SHORT PROBLEM:
Copy each line below that includes "Рыбак".
## Begin INFORMATION SHOWN
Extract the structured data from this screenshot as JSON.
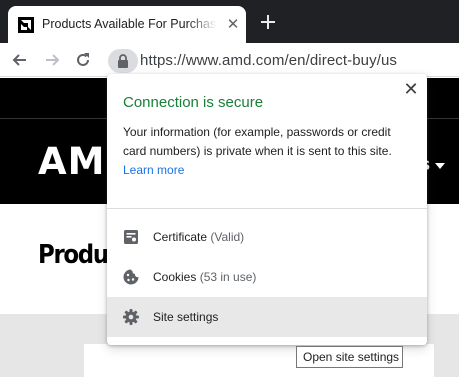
{
  "tab": {
    "title": "Products Available For Purchase",
    "close_glyph": "✕",
    "favicon_icon": "amd-logo-icon",
    "new_tab_icon": "plus-icon"
  },
  "toolbar": {
    "back_icon": "arrow-left-icon",
    "forward_icon": "arrow-right-icon",
    "reload_icon": "reload-icon",
    "site_info_icon": "lock-icon",
    "url": "https://www.amd.com/en/direct-buy/us"
  },
  "page": {
    "logo_text": "AM",
    "nav_partial": "s",
    "heading_partial": "Produc"
  },
  "popup": {
    "title": "Connection is secure",
    "title_color": "#188038",
    "description": "Your information (for example, passwords or credit card numbers) is private when it is sent to this site.",
    "learn_more": "Learn more",
    "close_glyph": "✕",
    "items": [
      {
        "label": "Certificate",
        "extra": "(Valid)",
        "icon": "certificate-icon"
      },
      {
        "label": "Cookies",
        "extra": "(53 in use)",
        "icon": "cookie-icon"
      },
      {
        "label": "Site settings",
        "extra": "",
        "icon": "gear-icon",
        "hovered": true
      }
    ]
  },
  "tooltip": "Open site settings"
}
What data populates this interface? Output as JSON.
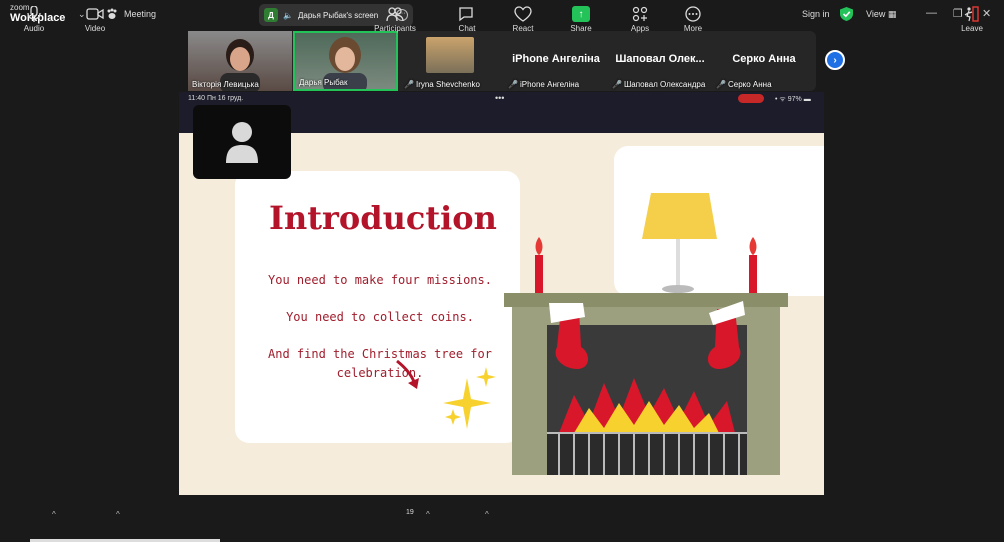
{
  "app": {
    "logo_line1": "zoom",
    "logo_line2": "Workplace",
    "meeting_label": "Meeting"
  },
  "screen_pill": {
    "initial": "Д",
    "label": "Дарья Рыбак's screen"
  },
  "header_right": {
    "sign_in": "Sign in",
    "view": "View"
  },
  "thumbnails": [
    {
      "name": "Вікторія Левицька",
      "muted": false,
      "active": false,
      "type": "video"
    },
    {
      "name": "Дарья Рыбак",
      "muted": false,
      "active": true,
      "type": "video"
    },
    {
      "name": "Iryna Shevchenko",
      "muted": true,
      "active": false,
      "type": "photo"
    },
    {
      "name": "iPhone Ангеліна",
      "display": "iPhone Ангеліна",
      "muted": true,
      "active": false,
      "type": "name"
    },
    {
      "name": "Шаповал Олександра",
      "display": "Шаповал Олек...",
      "muted": true,
      "active": false,
      "type": "name"
    },
    {
      "name": "Серко Анна",
      "display": "Серко Анна",
      "muted": true,
      "active": false,
      "type": "name"
    }
  ],
  "ios_status": {
    "time": "11:40 Пн 16 груд.",
    "battery": "97%"
  },
  "slide": {
    "title": "Introduction",
    "line1": "You need to make four missions.",
    "line2": "You need to collect coins.",
    "line3": "And find the Christmas tree for",
    "line4": "celebration."
  },
  "toolbar": {
    "audio": "Audio",
    "video": "Video",
    "participants": "Participants",
    "participants_count": "19",
    "chat": "Chat",
    "react": "React",
    "share": "Share",
    "apps": "Apps",
    "more": "More",
    "leave": "Leave"
  },
  "colors": {
    "accent_green": "#24c35a",
    "accent_blue": "#1f6fe5",
    "slide_red": "#b3142a",
    "leave_red": "#e53935"
  }
}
## End INFORMATION SHOWN
PROBLEM SOLUTION:
    "label": "Дарья Рыбак's screen"
      "name": "Дарья Рыбак",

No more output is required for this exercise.